Restate all of the entries exactly, dropping any pictures they hold.

[Dataset entries]
○ ○ ○ ○ ○ ○ ○
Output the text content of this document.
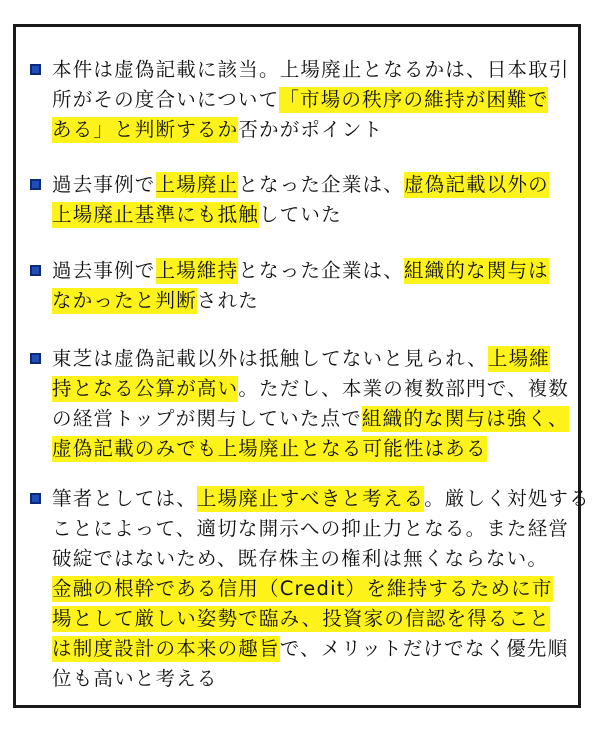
本件は虚偽記載に該当。上場廃止となるかは、日本取引
所がその度合いについて「市場の秩序の維持が困難で
ある」と判断するか否かがポイント
過去事例で上場廃止となった企業は、虚偽記載以外の
上場廃止基準にも抵触していた
過去事例で上場維持となった企業は、組織的な関与は
なかったと判断された
東芝は虚偽記載以外は抵触してないと見られ、上場維
持となる公算が高い。ただし、本業の複数部門で、複数
の経営トップが関与していた点で組織的な関与は強く、
虚偽記載のみでも上場廃止となる可能性はある
筆者としては、上場廃止すべきと考える。厳しく対処する
ことによって、適切な開示への抑止力となる。また経営
破綻ではないため、既存株主の権利は無くならない。
金融の根幹である信用（Credit）を維持するために市
場として厳しい姿勢で臨み、投資家の信認を得ること
は制度設計の本来の趣旨で、メリットだけでなく優先順
位も高いと考える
○ ○ ○ ○ ○ ○ ○
Response to the task:
Output the text content of this document.
本件は虚偽記載に該当。上場廃止となるかは、日本取引
所がその度合いについて「市場の秩序の維持が困難で
ある」と判断するか否かがポイント
過去事例で上場廃止となった企業は、虚偽記載以外の
上場廃止基準にも抵触していた
過去事例で上場維持となった企業は、組織的な関与は
なかったと判断された
東芝は虚偽記載以外は抵触してないと見られ、上場維
持となる公算が高い。ただし、本業の複数部門で、複数
の経営トップが関与していた点で組織的な関与は強く、
虚偽記載のみでも上場廃止となる可能性はある
筆者としては、上場廃止すべきと考える。厳しく対処する
ことによって、適切な開示への抑止力となる。また経営
破綻ではないため、既存株主の権利は無くならない。
金融の根幹である信用（Credit）を維持するために市
場として厳しい姿勢で臨み、投資家の信認を得ること
は制度設計の本来の趣旨で、メリットだけでなく優先順
位も高いと考える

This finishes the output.